= Exercise =
Print all of the data exactly as written.
* * *
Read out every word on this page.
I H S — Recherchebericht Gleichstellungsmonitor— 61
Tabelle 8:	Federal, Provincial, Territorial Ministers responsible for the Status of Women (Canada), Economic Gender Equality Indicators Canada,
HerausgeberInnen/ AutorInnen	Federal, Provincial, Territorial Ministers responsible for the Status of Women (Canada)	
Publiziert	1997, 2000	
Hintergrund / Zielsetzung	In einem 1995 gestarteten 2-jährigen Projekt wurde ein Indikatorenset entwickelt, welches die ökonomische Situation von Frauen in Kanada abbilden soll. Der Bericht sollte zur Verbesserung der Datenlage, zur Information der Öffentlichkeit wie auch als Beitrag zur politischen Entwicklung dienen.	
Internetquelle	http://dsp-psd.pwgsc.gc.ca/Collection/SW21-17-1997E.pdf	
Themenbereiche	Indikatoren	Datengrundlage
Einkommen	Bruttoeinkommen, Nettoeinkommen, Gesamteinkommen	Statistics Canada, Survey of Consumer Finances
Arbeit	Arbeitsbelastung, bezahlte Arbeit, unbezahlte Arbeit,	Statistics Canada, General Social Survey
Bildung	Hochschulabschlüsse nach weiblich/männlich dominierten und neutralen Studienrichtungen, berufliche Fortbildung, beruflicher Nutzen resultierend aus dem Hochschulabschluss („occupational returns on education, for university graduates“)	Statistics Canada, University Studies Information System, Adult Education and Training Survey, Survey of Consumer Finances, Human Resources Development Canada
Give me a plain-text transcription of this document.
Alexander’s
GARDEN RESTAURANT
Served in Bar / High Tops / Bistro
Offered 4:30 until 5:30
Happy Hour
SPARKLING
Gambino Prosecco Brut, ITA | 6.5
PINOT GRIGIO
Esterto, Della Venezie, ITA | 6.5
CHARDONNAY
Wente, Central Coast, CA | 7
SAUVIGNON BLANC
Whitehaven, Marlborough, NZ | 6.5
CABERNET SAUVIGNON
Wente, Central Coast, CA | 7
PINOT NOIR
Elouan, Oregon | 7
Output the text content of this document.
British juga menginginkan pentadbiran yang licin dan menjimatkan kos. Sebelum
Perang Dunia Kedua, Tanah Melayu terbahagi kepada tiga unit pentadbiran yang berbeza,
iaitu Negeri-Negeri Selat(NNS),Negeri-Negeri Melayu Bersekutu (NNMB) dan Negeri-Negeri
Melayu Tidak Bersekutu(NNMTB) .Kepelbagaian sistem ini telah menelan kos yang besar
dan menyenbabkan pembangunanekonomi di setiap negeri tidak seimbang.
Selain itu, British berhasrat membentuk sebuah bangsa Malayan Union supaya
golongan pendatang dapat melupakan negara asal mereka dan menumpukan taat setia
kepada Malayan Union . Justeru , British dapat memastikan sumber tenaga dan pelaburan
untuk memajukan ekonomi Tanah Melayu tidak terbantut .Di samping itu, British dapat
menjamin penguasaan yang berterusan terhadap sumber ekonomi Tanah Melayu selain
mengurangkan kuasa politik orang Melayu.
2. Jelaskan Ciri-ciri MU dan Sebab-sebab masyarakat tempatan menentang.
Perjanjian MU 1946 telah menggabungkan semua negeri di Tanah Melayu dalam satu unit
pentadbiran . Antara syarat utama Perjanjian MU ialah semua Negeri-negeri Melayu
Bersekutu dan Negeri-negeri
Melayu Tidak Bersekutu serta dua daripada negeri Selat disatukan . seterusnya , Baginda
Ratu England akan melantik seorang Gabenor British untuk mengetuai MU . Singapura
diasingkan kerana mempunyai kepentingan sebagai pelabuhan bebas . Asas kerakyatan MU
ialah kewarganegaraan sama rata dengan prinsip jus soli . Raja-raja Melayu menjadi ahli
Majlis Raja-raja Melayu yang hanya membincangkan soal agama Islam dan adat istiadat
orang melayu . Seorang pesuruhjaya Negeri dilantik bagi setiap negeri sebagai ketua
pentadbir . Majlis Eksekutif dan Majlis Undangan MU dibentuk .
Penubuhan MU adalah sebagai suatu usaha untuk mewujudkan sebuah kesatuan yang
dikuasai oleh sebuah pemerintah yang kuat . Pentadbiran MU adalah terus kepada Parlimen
* * *
= Result of the exercise =
Read out every word on this page.
I H S — Recherchebericht Gleichstellungsmonitor— 61
Tabelle 8:	Federal, Provincial, Territorial Ministers responsible for the Status of Women (Canada), Economic Gender Equality Indicators Canada,
HerausgeberInnen/ AutorInnen	Federal, Provincial, Territorial Ministers responsible for the Status of Women (Canada)	
Publiziert	1997, 2000	
Hintergrund / Zielsetzung	In einem 1995 gestarteten 2-jährigen Projekt wurde ein Indikatorenset entwickelt, welches die ökonomische Situation von Frauen in Kanada abbilden soll. Der Bericht sollte zur Verbesserung der Datenlage, zur Information der Öffentlichkeit wie auch als Beitrag zur politischen Entwicklung dienen.	
Internetquelle	http://dsp-psd.pwgsc.gc.ca/Collection/SW21-17-1997E.pdf	
Themenbereiche	Indikatoren	Datengrundlage
Einkommen	Bruttoeinkommen, Nettoeinkommen, Gesamteinkommen	Statistics Canada, Survey of Consumer Finances
Arbeit	Arbeitsbelastung, bezahlte Arbeit, unbezahlte Arbeit,	Statistics Canada, General Social Survey
Bildung	Hochschulabschlüsse nach weiblich/männlich dominierten und neutralen Studienrichtungen, berufliche Fortbildung, beruflicher Nutzen resultierend aus dem Hochschulabschluss („occupational returns on education, for university graduates“)	Statistics Canada, University Studies Information System, Adult Education and Training Survey, Survey of Consumer Finances, Human Resources Development Canada
Give me a plain-text transcription of this document.
Alexander’s
GARDEN RESTAURANT
Served in Bar / High Tops / Bistro
Offered 4:30 until 5:30
Happy Hour
SPARKLING
Gambino Prosecco Brut, ITA | 6.5
PINOT GRIGIO
Esterto, Della Venezie, ITA | 6.5
CHARDONNAY
Wente, Central Coast, CA | 7
SAUVIGNON BLANC
Whitehaven, Marlborough, NZ | 6.5
CABERNET SAUVIGNON
Wente, Central Coast, CA | 7
PINOT NOIR
Elouan, Oregon | 7
Output the text content of this document.
British juga menginginkan pentadbiran yang licin dan menjimatkan kos. Sebelum
Perang Dunia Kedua, Tanah Melayu terbahagi kepada tiga unit pentadbiran yang berbeza,
iaitu Negeri-Negeri Selat(NNS),Negeri-Negeri Melayu Bersekutu (NNMB) dan Negeri-Negeri
Melayu Tidak Bersekutu(NNMTB) .Kepelbagaian sistem ini telah menelan kos yang besar
dan menyenbabkan pembangunanekonomi di setiap negeri tidak seimbang.
Selain itu, British berhasrat membentuk sebuah bangsa Malayan Union supaya
golongan pendatang dapat melupakan negara asal mereka dan menumpukan taat setia
kepada Malayan Union . Justeru , British dapat memastikan sumber tenaga dan pelaburan
untuk memajukan ekonomi Tanah Melayu tidak terbantut .Di samping itu, British dapat
menjamin penguasaan yang berterusan terhadap sumber ekonomi Tanah Melayu selain
mengurangkan kuasa politik orang Melayu.
2. Jelaskan Ciri-ciri MU dan Sebab-sebab masyarakat tempatan menentang.
Perjanjian MU 1946 telah menggabungkan semua negeri di Tanah Melayu dalam satu unit
pentadbiran . Antara syarat utama Perjanjian MU ialah semua Negeri-negeri Melayu
Bersekutu dan Negeri-negeri
Melayu Tidak Bersekutu serta dua daripada negeri Selat disatukan . seterusnya , Baginda
Ratu England akan melantik seorang Gabenor British untuk mengetuai MU . Singapura
diasingkan kerana mempunyai kepentingan sebagai pelabuhan bebas . Asas kerakyatan MU
ialah kewarganegaraan sama rata dengan prinsip jus soli . Raja-raja Melayu menjadi ahli
Majlis Raja-raja Melayu yang hanya membincangkan soal agama Islam dan adat istiadat
orang melayu . Seorang pesuruhjaya Negeri dilantik bagi setiap negeri sebagai ketua
pentadbir . Majlis Eksekutif dan Majlis Undangan MU dibentuk .
Penubuhan MU adalah sebagai suatu usaha untuk mewujudkan sebuah kesatuan yang
dikuasai oleh sebuah pemerintah yang kuat . Pentadbiran MU adalah terus kepada Parlimen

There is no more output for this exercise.